Reproduce all entries verbatim, with nothing added or dropped.
——————————
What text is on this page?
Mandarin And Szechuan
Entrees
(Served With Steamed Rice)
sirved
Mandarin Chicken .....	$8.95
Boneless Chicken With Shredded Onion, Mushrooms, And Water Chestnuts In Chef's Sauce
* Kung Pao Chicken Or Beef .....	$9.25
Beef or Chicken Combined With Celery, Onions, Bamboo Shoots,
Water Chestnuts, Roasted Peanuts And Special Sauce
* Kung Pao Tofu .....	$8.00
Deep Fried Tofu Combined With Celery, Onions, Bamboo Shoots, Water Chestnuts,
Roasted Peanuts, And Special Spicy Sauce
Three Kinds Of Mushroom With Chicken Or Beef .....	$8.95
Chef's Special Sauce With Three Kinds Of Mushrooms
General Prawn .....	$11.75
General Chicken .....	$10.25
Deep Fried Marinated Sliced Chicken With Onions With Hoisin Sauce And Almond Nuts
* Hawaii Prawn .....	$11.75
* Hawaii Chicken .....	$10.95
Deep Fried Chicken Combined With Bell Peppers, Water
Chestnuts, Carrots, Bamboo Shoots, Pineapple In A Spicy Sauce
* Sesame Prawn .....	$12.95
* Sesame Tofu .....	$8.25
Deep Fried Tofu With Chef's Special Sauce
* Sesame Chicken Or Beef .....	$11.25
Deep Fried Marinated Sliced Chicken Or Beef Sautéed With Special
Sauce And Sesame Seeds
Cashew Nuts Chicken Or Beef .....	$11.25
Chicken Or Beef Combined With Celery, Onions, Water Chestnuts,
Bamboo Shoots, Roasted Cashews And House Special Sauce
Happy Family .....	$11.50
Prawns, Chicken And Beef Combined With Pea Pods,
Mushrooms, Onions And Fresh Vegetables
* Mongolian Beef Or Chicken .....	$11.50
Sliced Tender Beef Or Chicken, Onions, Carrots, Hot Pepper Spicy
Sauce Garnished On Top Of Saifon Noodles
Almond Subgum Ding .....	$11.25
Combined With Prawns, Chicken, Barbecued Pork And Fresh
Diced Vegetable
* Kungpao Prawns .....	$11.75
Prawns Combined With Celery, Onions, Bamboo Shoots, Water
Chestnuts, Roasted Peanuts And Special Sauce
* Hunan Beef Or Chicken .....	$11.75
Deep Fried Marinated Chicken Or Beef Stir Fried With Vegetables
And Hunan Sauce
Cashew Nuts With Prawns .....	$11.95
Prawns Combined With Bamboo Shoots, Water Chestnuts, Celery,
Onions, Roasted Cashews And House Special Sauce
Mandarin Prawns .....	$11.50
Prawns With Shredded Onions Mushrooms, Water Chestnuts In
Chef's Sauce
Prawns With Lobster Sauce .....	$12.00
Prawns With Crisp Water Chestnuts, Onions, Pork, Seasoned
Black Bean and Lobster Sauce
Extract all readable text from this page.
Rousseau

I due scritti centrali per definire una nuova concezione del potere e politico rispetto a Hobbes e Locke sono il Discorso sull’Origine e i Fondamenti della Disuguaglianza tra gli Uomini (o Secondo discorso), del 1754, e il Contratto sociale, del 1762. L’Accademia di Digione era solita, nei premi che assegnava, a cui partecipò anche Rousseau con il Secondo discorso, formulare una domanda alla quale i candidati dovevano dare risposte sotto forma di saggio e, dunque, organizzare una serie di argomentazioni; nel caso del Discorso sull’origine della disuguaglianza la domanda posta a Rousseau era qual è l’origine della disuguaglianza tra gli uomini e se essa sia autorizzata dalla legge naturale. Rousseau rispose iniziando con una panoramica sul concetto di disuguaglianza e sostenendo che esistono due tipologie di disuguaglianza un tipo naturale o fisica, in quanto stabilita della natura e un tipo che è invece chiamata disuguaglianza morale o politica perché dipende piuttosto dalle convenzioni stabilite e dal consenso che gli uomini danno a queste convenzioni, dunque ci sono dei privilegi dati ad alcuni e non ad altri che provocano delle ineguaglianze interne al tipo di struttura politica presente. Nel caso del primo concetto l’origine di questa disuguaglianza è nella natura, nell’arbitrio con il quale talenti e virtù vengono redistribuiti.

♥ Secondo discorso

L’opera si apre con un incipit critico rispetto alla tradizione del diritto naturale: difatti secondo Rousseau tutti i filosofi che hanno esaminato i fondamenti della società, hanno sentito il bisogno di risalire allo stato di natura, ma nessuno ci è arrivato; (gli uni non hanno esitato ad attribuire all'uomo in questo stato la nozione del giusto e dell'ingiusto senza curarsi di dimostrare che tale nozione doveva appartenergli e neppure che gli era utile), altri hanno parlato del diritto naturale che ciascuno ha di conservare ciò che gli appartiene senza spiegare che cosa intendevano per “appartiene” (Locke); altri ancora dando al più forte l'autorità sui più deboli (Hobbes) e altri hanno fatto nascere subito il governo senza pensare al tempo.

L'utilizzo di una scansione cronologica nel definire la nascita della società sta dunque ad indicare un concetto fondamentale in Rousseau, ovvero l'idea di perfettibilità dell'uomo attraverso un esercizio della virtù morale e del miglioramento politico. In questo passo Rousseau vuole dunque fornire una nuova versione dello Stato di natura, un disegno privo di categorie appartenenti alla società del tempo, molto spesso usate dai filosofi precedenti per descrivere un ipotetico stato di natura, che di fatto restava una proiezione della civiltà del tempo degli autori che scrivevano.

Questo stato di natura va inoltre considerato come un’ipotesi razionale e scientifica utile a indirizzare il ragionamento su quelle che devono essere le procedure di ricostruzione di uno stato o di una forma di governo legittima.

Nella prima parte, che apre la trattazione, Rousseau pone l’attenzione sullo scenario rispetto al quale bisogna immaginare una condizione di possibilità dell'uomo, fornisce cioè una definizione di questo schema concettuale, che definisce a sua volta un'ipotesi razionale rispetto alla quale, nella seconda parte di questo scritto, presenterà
——————————
SOLUTION FOR THIS EXERCISE:
What text is on this page?
Mandarin And Szechuan
Entrees
(Served With Steamed Rice)
sirved
Mandarin Chicken .....	$8.95
Boneless Chicken With Shredded Onion, Mushrooms, And Water Chestnuts In Chef's Sauce
* Kung Pao Chicken Or Beef .....	$9.25
Beef or Chicken Combined With Celery, Onions, Bamboo Shoots,
Water Chestnuts, Roasted Peanuts And Special Sauce
* Kung Pao Tofu .....	$8.00
Deep Fried Tofu Combined With Celery, Onions, Bamboo Shoots, Water Chestnuts,
Roasted Peanuts, And Special Spicy Sauce
Three Kinds Of Mushroom With Chicken Or Beef .....	$8.95
Chef's Special Sauce With Three Kinds Of Mushrooms
General Prawn .....	$11.75
General Chicken .....	$10.25
Deep Fried Marinated Sliced Chicken With Onions With Hoisin Sauce And Almond Nuts
* Hawaii Prawn .....	$11.75
* Hawaii Chicken .....	$10.95
Deep Fried Chicken Combined With Bell Peppers, Water
Chestnuts, Carrots, Bamboo Shoots, Pineapple In A Spicy Sauce
* Sesame Prawn .....	$12.95
* Sesame Tofu .....	$8.25
Deep Fried Tofu With Chef's Special Sauce
* Sesame Chicken Or Beef .....	$11.25
Deep Fried Marinated Sliced Chicken Or Beef Sautéed With Special
Sauce And Sesame Seeds
Cashew Nuts Chicken Or Beef .....	$11.25
Chicken Or Beef Combined With Celery, Onions, Water Chestnuts,
Bamboo Shoots, Roasted Cashews And House Special Sauce
Happy Family .....	$11.50
Prawns, Chicken And Beef Combined With Pea Pods,
Mushrooms, Onions And Fresh Vegetables
* Mongolian Beef Or Chicken .....	$11.50
Sliced Tender Beef Or Chicken, Onions, Carrots, Hot Pepper Spicy
Sauce Garnished On Top Of Saifon Noodles
Almond Subgum Ding .....	$11.25
Combined With Prawns, Chicken, Barbecued Pork And Fresh
Diced Vegetable
* Kungpao Prawns .....	$11.75
Prawns Combined With Celery, Onions, Bamboo Shoots, Water
Chestnuts, Roasted Peanuts And Special Sauce
* Hunan Beef Or Chicken .....	$11.75
Deep Fried Marinated Chicken Or Beef Stir Fried With Vegetables
And Hunan Sauce
Cashew Nuts With Prawns .....	$11.95
Prawns Combined With Bamboo Shoots, Water Chestnuts, Celery,
Onions, Roasted Cashews And House Special Sauce
Mandarin Prawns .....	$11.50
Prawns With Shredded Onions Mushrooms, Water Chestnuts In
Chef's Sauce
Prawns With Lobster Sauce .....	$12.00
Prawns With Crisp Water Chestnuts, Onions, Pork, Seasoned
Black Bean and Lobster Sauce
Extract all readable text from this page.
Rousseau

I due scritti centrali per definire una nuova concezione del potere e politico rispetto a Hobbes e Locke sono il Discorso sull’Origine e i Fondamenti della Disuguaglianza tra gli Uomini (o Secondo discorso), del 1754, e il Contratto sociale, del 1762. L’Accademia di Digione era solita, nei premi che assegnava, a cui partecipò anche Rousseau con il Secondo discorso, formulare una domanda alla quale i candidati dovevano dare risposte sotto forma di saggio e, dunque, organizzare una serie di argomentazioni; nel caso del Discorso sull’origine della disuguaglianza la domanda posta a Rousseau era qual è l’origine della disuguaglianza tra gli uomini e se essa sia autorizzata dalla legge naturale. Rousseau rispose iniziando con una panoramica sul concetto di disuguaglianza e sostenendo che esistono due tipologie di disuguaglianza un tipo naturale o fisica, in quanto stabilita della natura e un tipo che è invece chiamata disuguaglianza morale o politica perché dipende piuttosto dalle convenzioni stabilite e dal consenso che gli uomini danno a queste convenzioni, dunque ci sono dei privilegi dati ad alcuni e non ad altri che provocano delle ineguaglianze interne al tipo di struttura politica presente. Nel caso del primo concetto l’origine di questa disuguaglianza è nella natura, nell’arbitrio con il quale talenti e virtù vengono redistribuiti.

♥ Secondo discorso

L’opera si apre con un incipit critico rispetto alla tradizione del diritto naturale: difatti secondo Rousseau tutti i filosofi che hanno esaminato i fondamenti della società, hanno sentito il bisogno di risalire allo stato di natura, ma nessuno ci è arrivato; (gli uni non hanno esitato ad attribuire all'uomo in questo stato la nozione del giusto e dell'ingiusto senza curarsi di dimostrare che tale nozione doveva appartenergli e neppure che gli era utile), altri hanno parlato del diritto naturale che ciascuno ha di conservare ciò che gli appartiene senza spiegare che cosa intendevano per “appartiene” (Locke); altri ancora dando al più forte l'autorità sui più deboli (Hobbes) e altri hanno fatto nascere subito il governo senza pensare al tempo.

L'utilizzo di una scansione cronologica nel definire la nascita della società sta dunque ad indicare un concetto fondamentale in Rousseau, ovvero l'idea di perfettibilità dell'uomo attraverso un esercizio della virtù morale e del miglioramento politico. In questo passo Rousseau vuole dunque fornire una nuova versione dello Stato di natura, un disegno privo di categorie appartenenti alla società del tempo, molto spesso usate dai filosofi precedenti per descrivere un ipotetico stato di natura, che di fatto restava una proiezione della civiltà del tempo degli autori che scrivevano.

Questo stato di natura va inoltre considerato come un’ipotesi razionale e scientifica utile a indirizzare il ragionamento su quelle che devono essere le procedure di ricostruzione di uno stato o di una forma di governo legittima.

Nella prima parte, che apre la trattazione, Rousseau pone l’attenzione sullo scenario rispetto al quale bisogna immaginare una condizione di possibilità dell'uomo, fornisce cioè una definizione di questo schema concettuale, che definisce a sua volta un'ipotesi razionale rispetto alla quale, nella seconda parte di questo scritto, presenterà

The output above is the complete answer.